-- Items start --
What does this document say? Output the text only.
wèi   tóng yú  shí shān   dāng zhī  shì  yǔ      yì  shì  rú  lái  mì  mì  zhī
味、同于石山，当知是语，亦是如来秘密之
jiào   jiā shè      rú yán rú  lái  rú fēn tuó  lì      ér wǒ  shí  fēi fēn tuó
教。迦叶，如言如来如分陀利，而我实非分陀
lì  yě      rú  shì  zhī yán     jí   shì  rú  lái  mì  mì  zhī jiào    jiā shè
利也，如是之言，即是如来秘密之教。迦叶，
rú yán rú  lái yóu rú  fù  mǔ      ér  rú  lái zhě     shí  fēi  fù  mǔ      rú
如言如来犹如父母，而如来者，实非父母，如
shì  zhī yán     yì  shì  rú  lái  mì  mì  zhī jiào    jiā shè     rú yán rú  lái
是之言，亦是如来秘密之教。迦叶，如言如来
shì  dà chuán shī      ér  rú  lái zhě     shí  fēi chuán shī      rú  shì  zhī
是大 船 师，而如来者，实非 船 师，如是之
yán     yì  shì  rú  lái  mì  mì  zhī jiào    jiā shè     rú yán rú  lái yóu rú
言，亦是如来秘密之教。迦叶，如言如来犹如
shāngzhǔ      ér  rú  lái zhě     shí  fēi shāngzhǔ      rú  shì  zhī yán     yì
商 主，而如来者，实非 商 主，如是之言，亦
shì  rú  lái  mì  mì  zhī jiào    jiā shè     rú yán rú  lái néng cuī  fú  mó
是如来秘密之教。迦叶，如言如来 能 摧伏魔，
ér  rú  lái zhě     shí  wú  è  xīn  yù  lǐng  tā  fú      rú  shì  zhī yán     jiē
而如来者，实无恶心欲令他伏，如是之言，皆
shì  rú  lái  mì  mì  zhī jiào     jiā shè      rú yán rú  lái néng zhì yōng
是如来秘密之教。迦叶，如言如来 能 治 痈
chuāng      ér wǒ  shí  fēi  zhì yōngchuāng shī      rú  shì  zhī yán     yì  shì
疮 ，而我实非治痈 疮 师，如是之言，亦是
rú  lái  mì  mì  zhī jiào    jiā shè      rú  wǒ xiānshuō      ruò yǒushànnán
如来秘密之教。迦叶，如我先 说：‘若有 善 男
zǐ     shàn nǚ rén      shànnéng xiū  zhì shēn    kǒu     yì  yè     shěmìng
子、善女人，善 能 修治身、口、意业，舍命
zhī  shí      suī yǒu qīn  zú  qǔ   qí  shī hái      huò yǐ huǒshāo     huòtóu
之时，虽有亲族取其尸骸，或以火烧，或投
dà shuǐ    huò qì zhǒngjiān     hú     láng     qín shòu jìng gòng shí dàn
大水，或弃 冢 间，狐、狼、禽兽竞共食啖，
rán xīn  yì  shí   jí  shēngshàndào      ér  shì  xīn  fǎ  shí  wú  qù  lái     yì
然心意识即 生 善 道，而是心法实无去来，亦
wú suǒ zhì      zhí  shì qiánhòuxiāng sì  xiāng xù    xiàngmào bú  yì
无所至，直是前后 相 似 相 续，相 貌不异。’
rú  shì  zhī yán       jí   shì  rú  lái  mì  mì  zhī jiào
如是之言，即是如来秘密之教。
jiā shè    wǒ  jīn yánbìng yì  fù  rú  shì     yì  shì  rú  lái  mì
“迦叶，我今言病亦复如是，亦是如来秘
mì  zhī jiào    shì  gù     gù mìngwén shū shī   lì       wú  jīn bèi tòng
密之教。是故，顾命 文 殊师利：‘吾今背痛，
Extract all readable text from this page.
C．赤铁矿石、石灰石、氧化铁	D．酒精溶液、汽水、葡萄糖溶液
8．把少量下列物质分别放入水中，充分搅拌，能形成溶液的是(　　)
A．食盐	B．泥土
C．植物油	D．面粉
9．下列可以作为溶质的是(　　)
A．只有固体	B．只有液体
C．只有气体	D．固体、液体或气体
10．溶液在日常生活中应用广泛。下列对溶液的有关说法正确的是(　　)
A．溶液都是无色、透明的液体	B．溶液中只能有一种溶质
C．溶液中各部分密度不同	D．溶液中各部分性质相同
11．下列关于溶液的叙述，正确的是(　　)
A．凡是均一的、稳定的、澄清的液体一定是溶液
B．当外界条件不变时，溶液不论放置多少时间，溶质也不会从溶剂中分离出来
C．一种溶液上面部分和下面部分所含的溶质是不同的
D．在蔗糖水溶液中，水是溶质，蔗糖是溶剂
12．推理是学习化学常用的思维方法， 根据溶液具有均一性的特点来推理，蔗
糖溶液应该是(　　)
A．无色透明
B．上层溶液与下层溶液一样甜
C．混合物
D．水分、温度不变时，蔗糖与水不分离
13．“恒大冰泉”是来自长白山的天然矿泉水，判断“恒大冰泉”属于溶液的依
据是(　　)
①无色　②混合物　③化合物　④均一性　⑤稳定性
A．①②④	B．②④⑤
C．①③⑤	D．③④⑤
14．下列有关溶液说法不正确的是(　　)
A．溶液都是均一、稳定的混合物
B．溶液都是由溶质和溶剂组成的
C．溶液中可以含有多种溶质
-- Items end --
Locate the line with "Extract all readable text from this page." in the entries above; extract it and every line after it, verbatim.

Exercise answer:
Extract all readable text from this page.
C．赤铁矿石、石灰石、氧化铁	D．酒精溶液、汽水、葡萄糖溶液
8．把少量下列物质分别放入水中，充分搅拌，能形成溶液的是(　　)
A．食盐	B．泥土
C．植物油	D．面粉
9．下列可以作为溶质的是(　　)
A．只有固体	B．只有液体
C．只有气体	D．固体、液体或气体
10．溶液在日常生活中应用广泛。下列对溶液的有关说法正确的是(　　)
A．溶液都是无色、透明的液体	B．溶液中只能有一种溶质
C．溶液中各部分密度不同	D．溶液中各部分性质相同
11．下列关于溶液的叙述，正确的是(　　)
A．凡是均一的、稳定的、澄清的液体一定是溶液
B．当外界条件不变时，溶液不论放置多少时间，溶质也不会从溶剂中分离出来
C．一种溶液上面部分和下面部分所含的溶质是不同的
D．在蔗糖水溶液中，水是溶质，蔗糖是溶剂
12．推理是学习化学常用的思维方法， 根据溶液具有均一性的特点来推理，蔗
糖溶液应该是(　　)
A．无色透明
B．上层溶液与下层溶液一样甜
C．混合物
D．水分、温度不变时，蔗糖与水不分离
13．“恒大冰泉”是来自长白山的天然矿泉水，判断“恒大冰泉”属于溶液的依
据是(　　)
①无色　②混合物　③化合物　④均一性　⑤稳定性
A．①②④	B．②④⑤
C．①③⑤	D．③④⑤
14．下列有关溶液说法不正确的是(　　)
A．溶液都是均一、稳定的混合物
B．溶液都是由溶质和溶剂组成的
C．溶液中可以含有多种溶质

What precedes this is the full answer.